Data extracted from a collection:
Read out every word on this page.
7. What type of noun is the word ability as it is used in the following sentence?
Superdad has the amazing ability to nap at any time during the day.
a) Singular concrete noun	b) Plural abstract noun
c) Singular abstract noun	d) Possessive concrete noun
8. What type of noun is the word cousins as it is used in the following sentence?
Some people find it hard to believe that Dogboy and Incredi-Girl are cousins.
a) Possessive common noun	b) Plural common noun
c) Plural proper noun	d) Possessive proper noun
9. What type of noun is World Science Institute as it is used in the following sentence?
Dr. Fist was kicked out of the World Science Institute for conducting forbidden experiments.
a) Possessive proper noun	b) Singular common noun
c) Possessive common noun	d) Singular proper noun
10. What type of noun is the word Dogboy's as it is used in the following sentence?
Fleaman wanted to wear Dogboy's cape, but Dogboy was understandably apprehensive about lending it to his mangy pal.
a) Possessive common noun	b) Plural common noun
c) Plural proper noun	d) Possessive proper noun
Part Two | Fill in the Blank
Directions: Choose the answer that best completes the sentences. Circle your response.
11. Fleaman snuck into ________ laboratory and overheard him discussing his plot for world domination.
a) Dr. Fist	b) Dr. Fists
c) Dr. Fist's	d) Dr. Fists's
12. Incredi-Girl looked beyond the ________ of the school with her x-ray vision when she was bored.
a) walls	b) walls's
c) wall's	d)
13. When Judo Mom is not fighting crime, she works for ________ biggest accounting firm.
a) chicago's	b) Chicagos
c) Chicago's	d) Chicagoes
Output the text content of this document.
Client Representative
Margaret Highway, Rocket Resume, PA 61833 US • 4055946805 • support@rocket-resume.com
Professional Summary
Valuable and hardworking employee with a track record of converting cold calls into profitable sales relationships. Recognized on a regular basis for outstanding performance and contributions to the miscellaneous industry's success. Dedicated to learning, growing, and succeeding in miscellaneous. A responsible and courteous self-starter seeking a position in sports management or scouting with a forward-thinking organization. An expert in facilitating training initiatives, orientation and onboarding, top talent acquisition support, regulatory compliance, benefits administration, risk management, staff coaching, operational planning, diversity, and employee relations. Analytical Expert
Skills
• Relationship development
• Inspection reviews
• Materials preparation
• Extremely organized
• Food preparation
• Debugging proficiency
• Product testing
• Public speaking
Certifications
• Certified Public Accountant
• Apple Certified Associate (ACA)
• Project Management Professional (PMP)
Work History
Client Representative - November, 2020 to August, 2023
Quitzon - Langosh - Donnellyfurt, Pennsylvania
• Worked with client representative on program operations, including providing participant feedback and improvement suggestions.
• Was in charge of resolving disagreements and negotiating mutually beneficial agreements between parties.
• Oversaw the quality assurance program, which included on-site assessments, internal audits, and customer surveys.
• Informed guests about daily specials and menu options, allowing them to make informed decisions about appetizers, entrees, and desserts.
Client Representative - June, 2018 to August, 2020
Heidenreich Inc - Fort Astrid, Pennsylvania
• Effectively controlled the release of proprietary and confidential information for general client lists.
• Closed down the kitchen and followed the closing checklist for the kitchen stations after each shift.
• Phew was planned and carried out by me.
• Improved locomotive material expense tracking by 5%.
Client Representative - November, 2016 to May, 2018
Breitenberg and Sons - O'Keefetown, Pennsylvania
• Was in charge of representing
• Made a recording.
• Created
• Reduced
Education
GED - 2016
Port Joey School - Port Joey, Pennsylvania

■ Task directions: Copy every record above exactly as it appears.

■ Output below:
Read out every word on this page.
7. What type of noun is the word ability as it is used in the following sentence?
Superdad has the amazing ability to nap at any time during the day.
a) Singular concrete noun	b) Plural abstract noun
c) Singular abstract noun	d) Possessive concrete noun
8. What type of noun is the word cousins as it is used in the following sentence?
Some people find it hard to believe that Dogboy and Incredi-Girl are cousins.
a) Possessive common noun	b) Plural common noun
c) Plural proper noun	d) Possessive proper noun
9. What type of noun is World Science Institute as it is used in the following sentence?
Dr. Fist was kicked out of the World Science Institute for conducting forbidden experiments.
a) Possessive proper noun	b) Singular common noun
c) Possessive common noun	d) Singular proper noun
10. What type of noun is the word Dogboy's as it is used in the following sentence?
Fleaman wanted to wear Dogboy's cape, but Dogboy was understandably apprehensive about lending it to his mangy pal.
a) Possessive common noun	b) Plural common noun
c) Plural proper noun	d) Possessive proper noun
Part Two | Fill in the Blank
Directions: Choose the answer that best completes the sentences. Circle your response.
11. Fleaman snuck into ________ laboratory and overheard him discussing his plot for world domination.
a) Dr. Fist	b) Dr. Fists
c) Dr. Fist's	d) Dr. Fists's
12. Incredi-Girl looked beyond the ________ of the school with her x-ray vision when she was bored.
a) walls	b) walls's
c) wall's	d)
13. When Judo Mom is not fighting crime, she works for ________ biggest accounting firm.
a) chicago's	b) Chicagos
c) Chicago's	d) Chicagoes
Output the text content of this document.
Client Representative
Margaret Highway, Rocket Resume, PA 61833 US • 4055946805 • support@rocket-resume.com
Professional Summary
Valuable and hardworking employee with a track record of converting cold calls into profitable sales relationships. Recognized on a regular basis for outstanding performance and contributions to the miscellaneous industry's success. Dedicated to learning, growing, and succeeding in miscellaneous. A responsible and courteous self-starter seeking a position in sports management or scouting with a forward-thinking organization. An expert in facilitating training initiatives, orientation and onboarding, top talent acquisition support, regulatory compliance, benefits administration, risk management, staff coaching, operational planning, diversity, and employee relations. Analytical Expert
Skills
• Relationship development
• Inspection reviews
• Materials preparation
• Extremely organized
• Food preparation
• Debugging proficiency
• Product testing
• Public speaking
Certifications
• Certified Public Accountant
• Apple Certified Associate (ACA)
• Project Management Professional (PMP)
Work History
Client Representative - November, 2020 to August, 2023
Quitzon - Langosh - Donnellyfurt, Pennsylvania
• Worked with client representative on program operations, including providing participant feedback and improvement suggestions.
• Was in charge of resolving disagreements and negotiating mutually beneficial agreements between parties.
• Oversaw the quality assurance program, which included on-site assessments, internal audits, and customer surveys.
• Informed guests about daily specials and menu options, allowing them to make informed decisions about appetizers, entrees, and desserts.
Client Representative - June, 2018 to August, 2020
Heidenreich Inc - Fort Astrid, Pennsylvania
• Effectively controlled the release of proprietary and confidential information for general client lists.
• Closed down the kitchen and followed the closing checklist for the kitchen stations after each shift.
• Phew was planned and carried out by me.
• Improved locomotive material expense tracking by 5%.
Client Representative - November, 2016 to May, 2018
Breitenberg and Sons - O'Keefetown, Pennsylvania
• Was in charge of representing
• Made a recording.
• Created
• Reduced
Education
GED - 2016
Port Joey School - Port Joey, Pennsylvania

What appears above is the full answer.